Work required:
In the material below, find all lines with the string "this" and copy them.

Given information:

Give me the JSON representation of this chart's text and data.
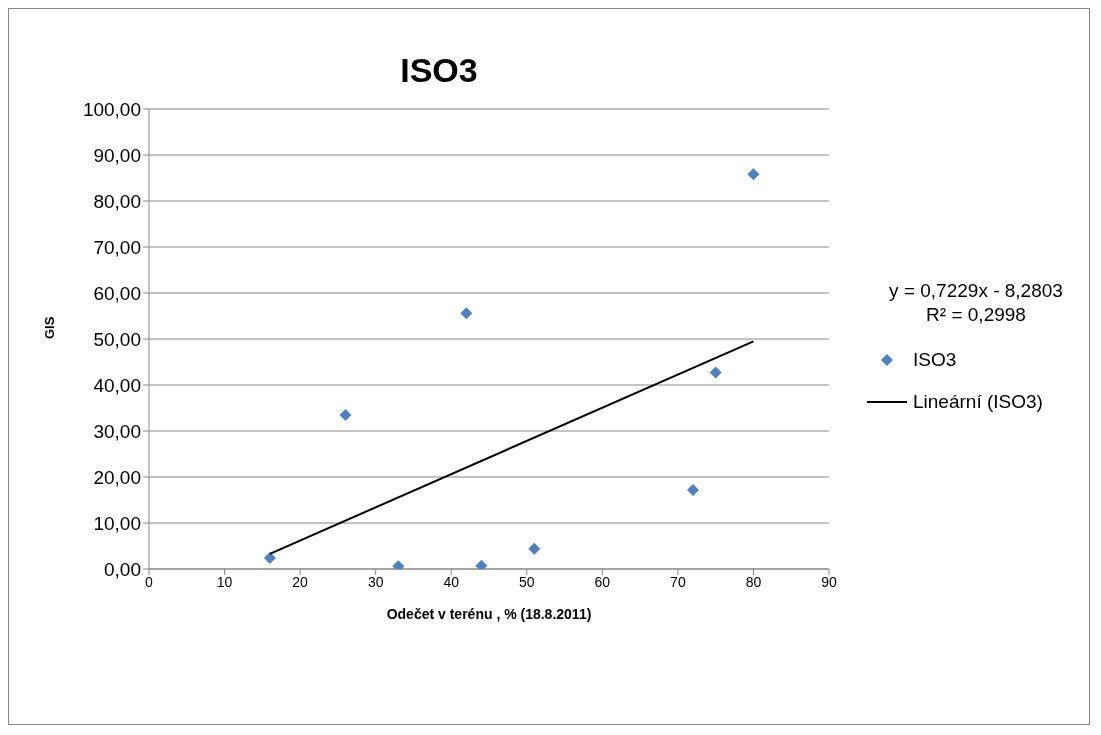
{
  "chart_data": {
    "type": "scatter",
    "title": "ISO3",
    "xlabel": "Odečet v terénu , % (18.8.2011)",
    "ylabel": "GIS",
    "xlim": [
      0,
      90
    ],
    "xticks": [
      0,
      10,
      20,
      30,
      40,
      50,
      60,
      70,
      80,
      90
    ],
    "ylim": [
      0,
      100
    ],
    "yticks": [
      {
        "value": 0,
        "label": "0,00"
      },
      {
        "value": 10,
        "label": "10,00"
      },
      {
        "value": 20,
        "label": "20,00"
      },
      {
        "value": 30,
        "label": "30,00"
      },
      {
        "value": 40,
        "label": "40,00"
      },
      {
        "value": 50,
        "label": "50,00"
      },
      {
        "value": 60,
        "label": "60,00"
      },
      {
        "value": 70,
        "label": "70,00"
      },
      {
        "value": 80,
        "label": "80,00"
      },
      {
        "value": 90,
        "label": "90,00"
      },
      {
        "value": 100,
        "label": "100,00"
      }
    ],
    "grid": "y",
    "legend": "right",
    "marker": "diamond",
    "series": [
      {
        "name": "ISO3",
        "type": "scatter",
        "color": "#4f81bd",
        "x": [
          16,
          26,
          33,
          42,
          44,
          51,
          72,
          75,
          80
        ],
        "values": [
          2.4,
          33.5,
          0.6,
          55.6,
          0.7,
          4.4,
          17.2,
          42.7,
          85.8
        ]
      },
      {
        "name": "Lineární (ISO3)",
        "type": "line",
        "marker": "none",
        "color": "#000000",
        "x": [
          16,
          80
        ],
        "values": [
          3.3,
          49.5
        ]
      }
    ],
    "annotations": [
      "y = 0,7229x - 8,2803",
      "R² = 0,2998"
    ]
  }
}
==
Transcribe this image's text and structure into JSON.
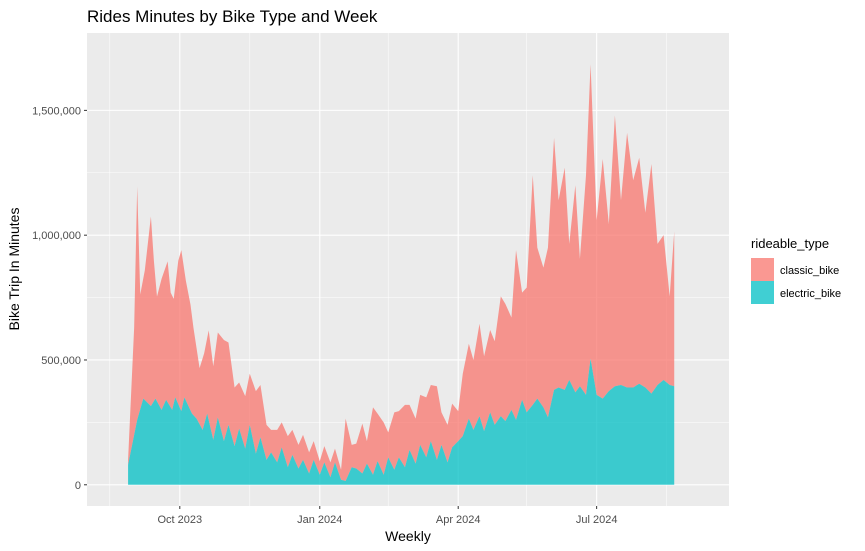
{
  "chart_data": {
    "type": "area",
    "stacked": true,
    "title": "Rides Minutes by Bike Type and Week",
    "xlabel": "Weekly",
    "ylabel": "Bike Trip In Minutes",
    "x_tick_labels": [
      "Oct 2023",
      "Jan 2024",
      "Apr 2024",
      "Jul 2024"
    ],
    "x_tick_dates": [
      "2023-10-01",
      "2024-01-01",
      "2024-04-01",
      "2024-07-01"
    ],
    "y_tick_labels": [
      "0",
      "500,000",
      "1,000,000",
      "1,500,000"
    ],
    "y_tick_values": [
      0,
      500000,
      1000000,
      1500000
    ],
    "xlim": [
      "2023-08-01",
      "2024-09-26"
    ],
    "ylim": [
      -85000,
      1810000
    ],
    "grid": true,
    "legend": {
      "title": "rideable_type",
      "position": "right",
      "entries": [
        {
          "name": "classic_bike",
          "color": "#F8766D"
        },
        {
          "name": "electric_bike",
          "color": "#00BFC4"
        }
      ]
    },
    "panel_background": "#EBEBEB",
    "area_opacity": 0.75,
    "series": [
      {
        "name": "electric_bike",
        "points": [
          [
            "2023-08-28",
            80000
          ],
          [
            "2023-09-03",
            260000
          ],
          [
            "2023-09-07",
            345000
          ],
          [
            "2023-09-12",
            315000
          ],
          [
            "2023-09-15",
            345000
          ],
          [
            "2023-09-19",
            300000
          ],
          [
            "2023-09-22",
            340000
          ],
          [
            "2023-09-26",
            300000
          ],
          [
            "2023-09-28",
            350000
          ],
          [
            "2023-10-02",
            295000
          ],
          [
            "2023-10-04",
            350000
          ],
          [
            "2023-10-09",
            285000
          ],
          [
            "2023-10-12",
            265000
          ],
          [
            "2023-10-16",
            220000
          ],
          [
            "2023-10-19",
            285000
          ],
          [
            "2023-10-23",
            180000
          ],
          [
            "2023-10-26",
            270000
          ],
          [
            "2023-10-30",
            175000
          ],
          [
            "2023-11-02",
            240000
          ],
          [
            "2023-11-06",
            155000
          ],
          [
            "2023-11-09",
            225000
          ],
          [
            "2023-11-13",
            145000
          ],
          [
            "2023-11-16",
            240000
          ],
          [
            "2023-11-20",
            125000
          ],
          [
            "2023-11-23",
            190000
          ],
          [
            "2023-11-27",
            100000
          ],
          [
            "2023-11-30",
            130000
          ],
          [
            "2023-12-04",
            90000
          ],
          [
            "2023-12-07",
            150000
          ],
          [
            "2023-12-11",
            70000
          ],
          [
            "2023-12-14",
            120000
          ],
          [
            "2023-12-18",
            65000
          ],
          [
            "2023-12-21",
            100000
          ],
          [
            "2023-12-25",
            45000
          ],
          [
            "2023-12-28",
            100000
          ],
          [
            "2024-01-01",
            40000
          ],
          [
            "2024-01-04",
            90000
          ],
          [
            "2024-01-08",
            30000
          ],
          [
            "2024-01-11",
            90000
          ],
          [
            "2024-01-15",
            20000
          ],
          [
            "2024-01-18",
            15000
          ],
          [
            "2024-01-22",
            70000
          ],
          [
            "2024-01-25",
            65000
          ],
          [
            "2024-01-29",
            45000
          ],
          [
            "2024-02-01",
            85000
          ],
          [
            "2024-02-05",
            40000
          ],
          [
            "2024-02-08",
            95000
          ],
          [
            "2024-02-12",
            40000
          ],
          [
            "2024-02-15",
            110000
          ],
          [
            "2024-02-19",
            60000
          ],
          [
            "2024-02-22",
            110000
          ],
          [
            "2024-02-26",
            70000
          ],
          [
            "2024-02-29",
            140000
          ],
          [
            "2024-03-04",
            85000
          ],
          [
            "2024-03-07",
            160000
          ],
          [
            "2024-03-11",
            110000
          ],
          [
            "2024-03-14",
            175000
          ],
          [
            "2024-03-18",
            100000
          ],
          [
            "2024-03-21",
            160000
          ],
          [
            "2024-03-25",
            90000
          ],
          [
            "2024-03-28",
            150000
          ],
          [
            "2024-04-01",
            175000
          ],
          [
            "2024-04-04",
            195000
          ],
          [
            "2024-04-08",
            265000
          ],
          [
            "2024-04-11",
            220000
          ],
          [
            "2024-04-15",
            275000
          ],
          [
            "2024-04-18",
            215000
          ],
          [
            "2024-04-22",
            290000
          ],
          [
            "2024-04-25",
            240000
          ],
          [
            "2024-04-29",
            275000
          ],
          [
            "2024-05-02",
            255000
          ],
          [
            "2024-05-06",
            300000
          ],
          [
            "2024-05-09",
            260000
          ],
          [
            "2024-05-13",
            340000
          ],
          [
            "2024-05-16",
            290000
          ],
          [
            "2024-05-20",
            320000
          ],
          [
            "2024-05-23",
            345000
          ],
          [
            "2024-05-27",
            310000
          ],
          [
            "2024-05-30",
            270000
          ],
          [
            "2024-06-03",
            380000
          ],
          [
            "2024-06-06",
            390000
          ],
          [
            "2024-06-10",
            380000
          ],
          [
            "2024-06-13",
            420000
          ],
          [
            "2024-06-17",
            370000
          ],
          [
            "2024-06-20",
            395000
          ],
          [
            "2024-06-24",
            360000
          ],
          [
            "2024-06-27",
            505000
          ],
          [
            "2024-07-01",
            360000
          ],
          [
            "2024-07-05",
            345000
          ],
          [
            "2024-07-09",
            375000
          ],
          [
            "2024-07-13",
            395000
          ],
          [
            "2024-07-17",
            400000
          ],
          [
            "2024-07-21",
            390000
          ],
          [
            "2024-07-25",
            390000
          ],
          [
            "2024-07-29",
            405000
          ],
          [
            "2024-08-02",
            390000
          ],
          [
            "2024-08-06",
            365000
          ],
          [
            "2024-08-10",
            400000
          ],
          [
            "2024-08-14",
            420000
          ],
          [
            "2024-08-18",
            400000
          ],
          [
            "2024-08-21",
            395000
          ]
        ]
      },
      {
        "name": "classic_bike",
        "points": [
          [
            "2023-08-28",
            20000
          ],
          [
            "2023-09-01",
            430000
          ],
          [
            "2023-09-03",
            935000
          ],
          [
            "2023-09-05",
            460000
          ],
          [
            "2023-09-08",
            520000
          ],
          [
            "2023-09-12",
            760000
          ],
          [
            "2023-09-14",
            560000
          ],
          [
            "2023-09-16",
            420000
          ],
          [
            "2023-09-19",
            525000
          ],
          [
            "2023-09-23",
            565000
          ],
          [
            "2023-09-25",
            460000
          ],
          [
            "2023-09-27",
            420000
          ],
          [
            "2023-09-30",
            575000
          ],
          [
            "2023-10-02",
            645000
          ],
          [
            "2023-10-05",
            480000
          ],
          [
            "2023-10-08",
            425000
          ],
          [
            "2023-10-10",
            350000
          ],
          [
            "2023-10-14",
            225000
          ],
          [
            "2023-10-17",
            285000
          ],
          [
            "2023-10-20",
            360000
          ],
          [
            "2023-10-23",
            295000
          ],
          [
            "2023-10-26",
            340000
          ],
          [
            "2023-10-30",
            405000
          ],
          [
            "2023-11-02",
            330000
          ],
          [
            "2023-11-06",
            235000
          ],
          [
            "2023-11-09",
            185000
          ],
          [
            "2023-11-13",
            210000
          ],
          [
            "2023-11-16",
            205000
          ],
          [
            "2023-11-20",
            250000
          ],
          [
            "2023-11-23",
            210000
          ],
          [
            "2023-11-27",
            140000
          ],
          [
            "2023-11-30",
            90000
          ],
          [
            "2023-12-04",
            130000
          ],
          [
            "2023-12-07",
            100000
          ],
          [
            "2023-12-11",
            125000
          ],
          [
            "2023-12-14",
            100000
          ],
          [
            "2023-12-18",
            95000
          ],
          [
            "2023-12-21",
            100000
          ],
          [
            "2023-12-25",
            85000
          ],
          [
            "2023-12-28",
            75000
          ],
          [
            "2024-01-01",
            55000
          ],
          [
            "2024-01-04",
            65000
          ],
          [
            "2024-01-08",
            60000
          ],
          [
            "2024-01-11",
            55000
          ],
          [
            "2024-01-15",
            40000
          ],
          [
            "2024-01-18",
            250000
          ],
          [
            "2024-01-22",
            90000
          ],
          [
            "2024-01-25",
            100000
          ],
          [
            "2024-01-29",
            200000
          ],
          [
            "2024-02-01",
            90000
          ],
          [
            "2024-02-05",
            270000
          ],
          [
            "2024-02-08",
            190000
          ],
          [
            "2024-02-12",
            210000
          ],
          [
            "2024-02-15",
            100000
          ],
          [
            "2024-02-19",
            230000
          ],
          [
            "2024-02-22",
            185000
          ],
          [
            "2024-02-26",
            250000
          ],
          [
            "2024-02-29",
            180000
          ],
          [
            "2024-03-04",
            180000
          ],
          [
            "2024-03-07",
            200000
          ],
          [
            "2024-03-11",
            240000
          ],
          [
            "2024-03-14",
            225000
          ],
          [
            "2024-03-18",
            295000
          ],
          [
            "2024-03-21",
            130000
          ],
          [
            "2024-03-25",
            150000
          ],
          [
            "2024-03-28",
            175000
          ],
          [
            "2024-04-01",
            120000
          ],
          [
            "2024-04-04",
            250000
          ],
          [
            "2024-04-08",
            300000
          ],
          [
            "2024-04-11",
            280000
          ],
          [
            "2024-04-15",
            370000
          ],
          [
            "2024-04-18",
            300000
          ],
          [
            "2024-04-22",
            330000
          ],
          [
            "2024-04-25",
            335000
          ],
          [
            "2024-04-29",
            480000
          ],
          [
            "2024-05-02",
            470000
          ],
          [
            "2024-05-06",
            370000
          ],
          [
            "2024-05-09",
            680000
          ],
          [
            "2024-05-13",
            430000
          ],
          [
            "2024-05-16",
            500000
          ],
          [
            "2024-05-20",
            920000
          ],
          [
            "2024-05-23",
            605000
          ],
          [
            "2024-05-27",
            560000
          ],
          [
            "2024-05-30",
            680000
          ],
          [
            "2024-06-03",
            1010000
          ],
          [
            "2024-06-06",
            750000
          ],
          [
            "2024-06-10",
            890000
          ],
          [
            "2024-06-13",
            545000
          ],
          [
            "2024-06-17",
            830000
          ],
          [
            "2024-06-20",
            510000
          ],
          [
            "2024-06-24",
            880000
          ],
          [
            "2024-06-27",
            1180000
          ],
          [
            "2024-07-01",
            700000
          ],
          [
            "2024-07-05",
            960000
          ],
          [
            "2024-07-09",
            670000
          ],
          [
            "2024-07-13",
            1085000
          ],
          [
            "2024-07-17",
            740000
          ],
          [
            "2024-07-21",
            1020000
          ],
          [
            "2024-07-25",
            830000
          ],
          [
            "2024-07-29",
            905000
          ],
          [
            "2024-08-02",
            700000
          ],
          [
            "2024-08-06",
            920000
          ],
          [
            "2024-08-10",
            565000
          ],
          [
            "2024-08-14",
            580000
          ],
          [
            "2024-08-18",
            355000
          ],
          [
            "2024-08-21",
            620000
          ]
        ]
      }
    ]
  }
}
* * *
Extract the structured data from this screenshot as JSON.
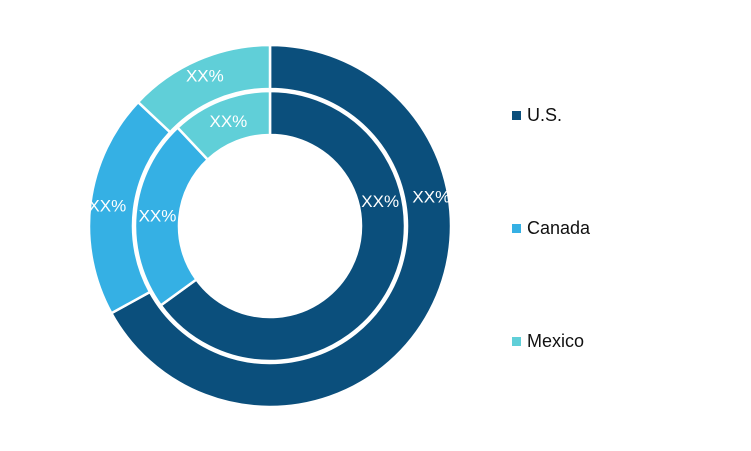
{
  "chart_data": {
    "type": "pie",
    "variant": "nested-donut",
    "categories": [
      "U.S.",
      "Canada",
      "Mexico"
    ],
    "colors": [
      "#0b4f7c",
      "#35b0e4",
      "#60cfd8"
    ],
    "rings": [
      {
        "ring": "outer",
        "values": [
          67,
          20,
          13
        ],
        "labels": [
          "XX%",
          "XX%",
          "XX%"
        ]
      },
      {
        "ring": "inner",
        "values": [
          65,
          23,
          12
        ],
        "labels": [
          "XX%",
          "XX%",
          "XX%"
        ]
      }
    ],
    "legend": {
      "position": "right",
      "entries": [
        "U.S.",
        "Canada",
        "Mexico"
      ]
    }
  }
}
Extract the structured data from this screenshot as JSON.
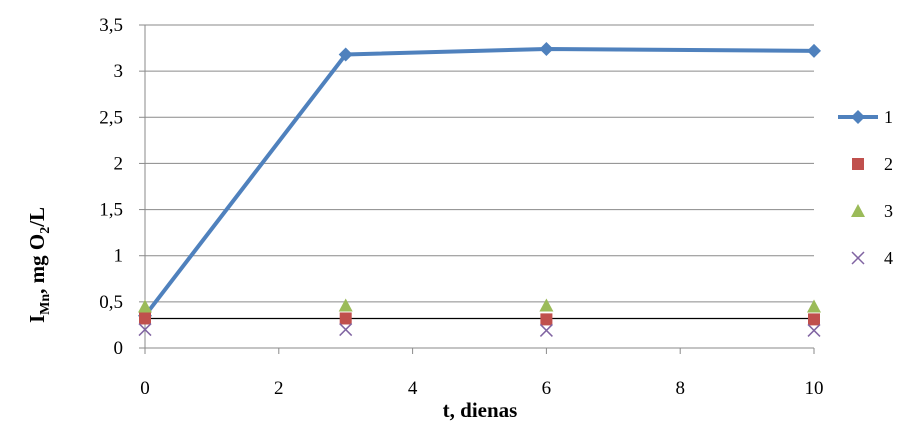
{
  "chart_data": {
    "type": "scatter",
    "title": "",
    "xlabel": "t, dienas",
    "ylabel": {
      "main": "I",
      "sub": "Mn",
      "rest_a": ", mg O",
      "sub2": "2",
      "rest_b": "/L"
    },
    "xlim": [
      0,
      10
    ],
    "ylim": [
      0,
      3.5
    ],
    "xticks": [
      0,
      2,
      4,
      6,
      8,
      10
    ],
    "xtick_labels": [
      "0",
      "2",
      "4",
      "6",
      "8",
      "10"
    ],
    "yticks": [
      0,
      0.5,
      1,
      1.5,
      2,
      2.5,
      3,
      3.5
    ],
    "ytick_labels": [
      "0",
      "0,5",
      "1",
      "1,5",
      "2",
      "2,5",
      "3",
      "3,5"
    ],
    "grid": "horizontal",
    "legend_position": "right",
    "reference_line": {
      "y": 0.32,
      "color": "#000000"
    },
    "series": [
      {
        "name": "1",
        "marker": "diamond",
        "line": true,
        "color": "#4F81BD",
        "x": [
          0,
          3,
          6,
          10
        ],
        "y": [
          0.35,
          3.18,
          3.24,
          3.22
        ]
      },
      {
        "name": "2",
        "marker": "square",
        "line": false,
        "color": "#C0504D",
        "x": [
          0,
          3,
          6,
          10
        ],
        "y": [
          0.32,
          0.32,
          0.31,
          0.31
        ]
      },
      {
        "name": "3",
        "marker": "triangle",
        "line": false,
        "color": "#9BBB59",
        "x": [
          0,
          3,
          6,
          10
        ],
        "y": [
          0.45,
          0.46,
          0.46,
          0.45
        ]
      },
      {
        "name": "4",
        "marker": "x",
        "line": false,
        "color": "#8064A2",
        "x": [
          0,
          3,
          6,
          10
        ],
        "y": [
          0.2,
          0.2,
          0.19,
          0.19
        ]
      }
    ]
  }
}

Result of the exercise:
Give me the JSON representation of this chart's text and data.
Transcribe this image's text and structure into JSON.
Extract the structured data from this screenshot as JSON.
Extract the structured data from this screenshot as JSON.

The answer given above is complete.